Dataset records
* * * * *

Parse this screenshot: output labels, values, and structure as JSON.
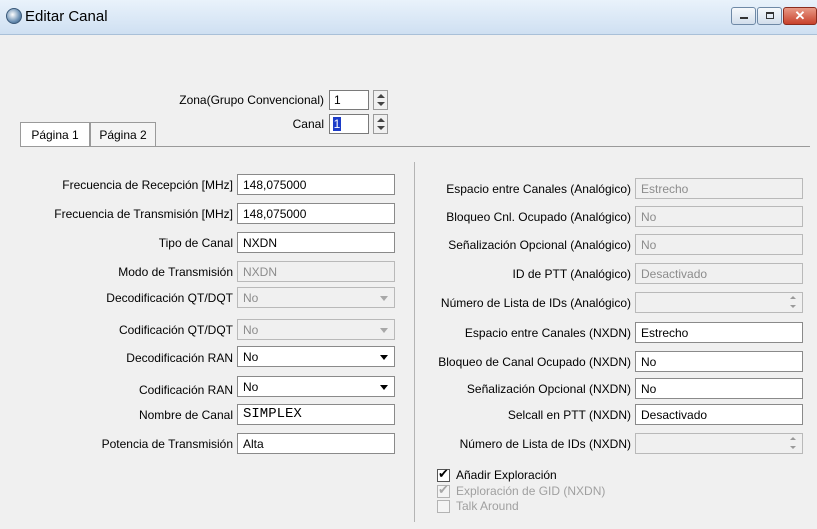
{
  "window": {
    "title": "Editar Canal"
  },
  "header": {
    "zona_label": "Zona(Grupo Convencional)",
    "zona_value": "1",
    "canal_label": "Canal",
    "canal_value": "1"
  },
  "tabs": [
    {
      "label": "Página 1",
      "active": true
    },
    {
      "label": "Página 2",
      "active": false
    }
  ],
  "left": [
    {
      "label": "Frecuencia de Recepción [MHz]",
      "value": "148,075000",
      "kind": "text",
      "enabled": true
    },
    {
      "label": "Frecuencia de Transmisión [MHz]",
      "value": "148,075000",
      "kind": "text",
      "enabled": true
    },
    {
      "label": "Tipo de Canal",
      "value": "NXDN",
      "kind": "text",
      "enabled": true
    },
    {
      "label": "Modo de Transmisión",
      "value": "NXDN",
      "kind": "text",
      "enabled": false
    },
    {
      "label": "Decodificación QT/DQT",
      "value": "No",
      "kind": "combo",
      "enabled": false
    },
    {
      "label": "Codificación QT/DQT",
      "value": "No",
      "kind": "combo",
      "enabled": false
    },
    {
      "label": "Decodificación RAN",
      "value": "No",
      "kind": "combo",
      "enabled": true
    },
    {
      "label": "Codificación RAN",
      "value": "No",
      "kind": "combo",
      "enabled": true
    },
    {
      "label": "Nombre de Canal",
      "value": "SIMPLEX",
      "kind": "text",
      "enabled": true
    },
    {
      "label": "Potencia de Transmisión",
      "value": "Alta",
      "kind": "text",
      "enabled": true
    }
  ],
  "right": [
    {
      "label": "Espacio entre Canales (Analógico)",
      "value": "Estrecho",
      "kind": "text",
      "enabled": false
    },
    {
      "label": "Bloqueo Cnl. Ocupado (Analógico)",
      "value": "No",
      "kind": "text",
      "enabled": false
    },
    {
      "label": "Señalización Opcional (Analógico)",
      "value": "No",
      "kind": "text",
      "enabled": false
    },
    {
      "label": "ID de PTT (Analógico)",
      "value": "Desactivado",
      "kind": "text",
      "enabled": false
    },
    {
      "label": "Número de Lista de IDs (Analógico)",
      "value": "",
      "kind": "spin",
      "enabled": false
    },
    {
      "label": "Espacio entre Canales (NXDN)",
      "value": "Estrecho",
      "kind": "text",
      "enabled": true
    },
    {
      "label": "Bloqueo de Canal Ocupado (NXDN)",
      "value": "No",
      "kind": "text",
      "enabled": true
    },
    {
      "label": "Señalización Opcional (NXDN)",
      "value": "No",
      "kind": "text",
      "enabled": true
    },
    {
      "label": "Selcall en PTT (NXDN)",
      "value": "Desactivado",
      "kind": "text",
      "enabled": true
    },
    {
      "label": "Número de Lista de IDs (NXDN)",
      "value": "",
      "kind": "spin",
      "enabled": false
    }
  ],
  "checkboxes": [
    {
      "label": "Añadir Exploración",
      "checked": true,
      "enabled": true
    },
    {
      "label": "Exploración de GID (NXDN)",
      "checked": true,
      "enabled": false
    },
    {
      "label": "Talk Around",
      "checked": false,
      "enabled": false
    }
  ],
  "icons": {
    "app": "radio-app-icon",
    "minimize": "minimize-icon",
    "maximize": "maximize-icon",
    "close": "close-icon"
  },
  "colors": {
    "titlebar": "#cfe0f2",
    "close_button": "#c8412b",
    "selection": "#1c3cc8",
    "window_bg": "#f0f0f0"
  }
}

* * * * *

• **Your task**: Make a list of all lines in the data that contain "Espacio".

• **Answer below**:
      "label": "Espacio entre Canales (Analógico)",
      "label": "Espacio entre Canales (NXDN)",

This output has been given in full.